Trecho fornecido
################
A IA mais comentada da semana.
Prefeitura do Rio e o Modelo de IA: Um Escândalo Revelado
Introdução ao Caso
- A prefeitura do Rio de Janeiro anunciou um modelo de IA chamado "Rio 3.5 Open 397B", que gerou grande repercussão nas redes sociais, com o prefeito afirmando que o Brasil se tornaria uma referência mundial em tecnologia.
- O escândalo começou quando a comunidade descobriu que o modelo tinha ligações com outros modelos chineses, levantando questões sobre sua originalidade e credibilidade.
Detalhes Técnicos do Modelo
- O modelo "Rio 3.5" foi postado no Hugging Face pela empresa Iplan Rio, apresentando 397 bilhões de parâmetros e uma janela de contexto de 1 milhão de tokens, semelhante aos maiores modelos globais.
- Benchmarking indicou que o "Rio 3.5" superava versões mais antigas do GPT e outros modelos conhecidos, causando alvoroço na comunidade tecnológica.
Descobertas Surpreendentes
- Pesquisadores internacionais descobriram que cerca de 65% do modelo era baseado no Next N2 Pro da empresa chinesa Nexti, enquanto 45% correspondia ao Queen 3.5 da Alibaba, sem atribuição adequada nos créditos originais.
- A IA revelou sua verdadeira identidade durante testes, confirmando ser essencialmente uma versão modificada dos modelos mencionados anteriormente, expondo a falta de transparência da prefeitura.
################
Conteúdo dos dados
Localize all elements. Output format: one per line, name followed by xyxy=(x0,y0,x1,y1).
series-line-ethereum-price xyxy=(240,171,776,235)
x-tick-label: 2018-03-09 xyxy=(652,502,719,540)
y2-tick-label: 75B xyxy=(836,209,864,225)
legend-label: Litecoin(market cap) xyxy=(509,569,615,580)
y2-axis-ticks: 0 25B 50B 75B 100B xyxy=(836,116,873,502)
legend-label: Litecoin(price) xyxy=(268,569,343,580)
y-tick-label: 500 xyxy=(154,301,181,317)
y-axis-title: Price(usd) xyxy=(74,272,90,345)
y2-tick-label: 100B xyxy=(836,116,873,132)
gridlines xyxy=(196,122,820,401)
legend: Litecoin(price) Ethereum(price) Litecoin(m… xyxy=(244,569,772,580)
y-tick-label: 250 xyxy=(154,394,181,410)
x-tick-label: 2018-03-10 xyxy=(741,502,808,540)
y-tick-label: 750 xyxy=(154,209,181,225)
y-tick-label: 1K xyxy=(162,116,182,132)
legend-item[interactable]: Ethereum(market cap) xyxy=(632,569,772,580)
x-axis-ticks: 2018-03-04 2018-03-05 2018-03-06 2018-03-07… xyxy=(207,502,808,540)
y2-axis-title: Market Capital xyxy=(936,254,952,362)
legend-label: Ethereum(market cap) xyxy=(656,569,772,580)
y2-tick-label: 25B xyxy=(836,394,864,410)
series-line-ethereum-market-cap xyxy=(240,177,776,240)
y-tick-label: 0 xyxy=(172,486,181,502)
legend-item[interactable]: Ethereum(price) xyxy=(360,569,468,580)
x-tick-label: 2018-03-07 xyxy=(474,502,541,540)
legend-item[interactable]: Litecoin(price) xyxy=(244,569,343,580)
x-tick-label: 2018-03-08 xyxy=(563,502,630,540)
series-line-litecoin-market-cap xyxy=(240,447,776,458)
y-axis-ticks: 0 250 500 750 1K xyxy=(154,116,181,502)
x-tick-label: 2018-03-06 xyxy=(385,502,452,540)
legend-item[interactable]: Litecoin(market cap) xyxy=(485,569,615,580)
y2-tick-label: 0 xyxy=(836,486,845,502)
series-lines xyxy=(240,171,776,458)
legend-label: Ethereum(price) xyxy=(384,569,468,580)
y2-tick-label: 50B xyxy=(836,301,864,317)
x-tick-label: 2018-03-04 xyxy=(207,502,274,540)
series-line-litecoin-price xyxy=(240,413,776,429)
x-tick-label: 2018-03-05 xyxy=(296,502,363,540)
################
Instruções do exercício
A. De acordo com o texto sobre o modelo de IA da prefeitura do Rio, quantos parâmetros possui o "Rio 3.5"?
B. Relacione todos os subtítulos de seção que aparecem no texto sobre o modelo de IA da prefeitura do Rio.
C. Redija a continuação do texto sobre o modelo de IA da prefeitura do Rio a partir do ponto em que ele termina.
As linhas não têm relação alguma com esta atividade.

Respostas do exercício
A. O "Rio 3.5" possui 397 bilhões de parâmetros.

B.
- Introdução ao Caso
- Detalhes Técnicos do Modelo
- Descobertas Surpreendentes

C.
Implicações Legais e Éticas
- O uso não creditado dos pesos dos modelos levanta questões éticas sobre a prática conhecida como "model merging", onde pesquisadores combinam características de diferentes modelos para criar novos sistemas sem violar leis.
- A Nexti expressou descontentamento pela falta de atribuição ao seu trabalho, enfatizando a importância da citação na comunidade open source para manter a colaboração saudável entre desenvolvedores.
Repercussões e Reflexões Finais
- Após as revelações, houve uma edição silenciosa das informações sobre o modelo no Hugging Face para incluir detalhes sobre o merge realizado; Iplan Rio alegou ter carregado acidentalmente o modelo errado inicialmente.
- O episódio destaca um paradoxo: em vez de demonstrar soberania tecnológica brasileira, expôs dependências ocultas e práticas questionáveis dentro da administração pública em relação à inovação tecnológica.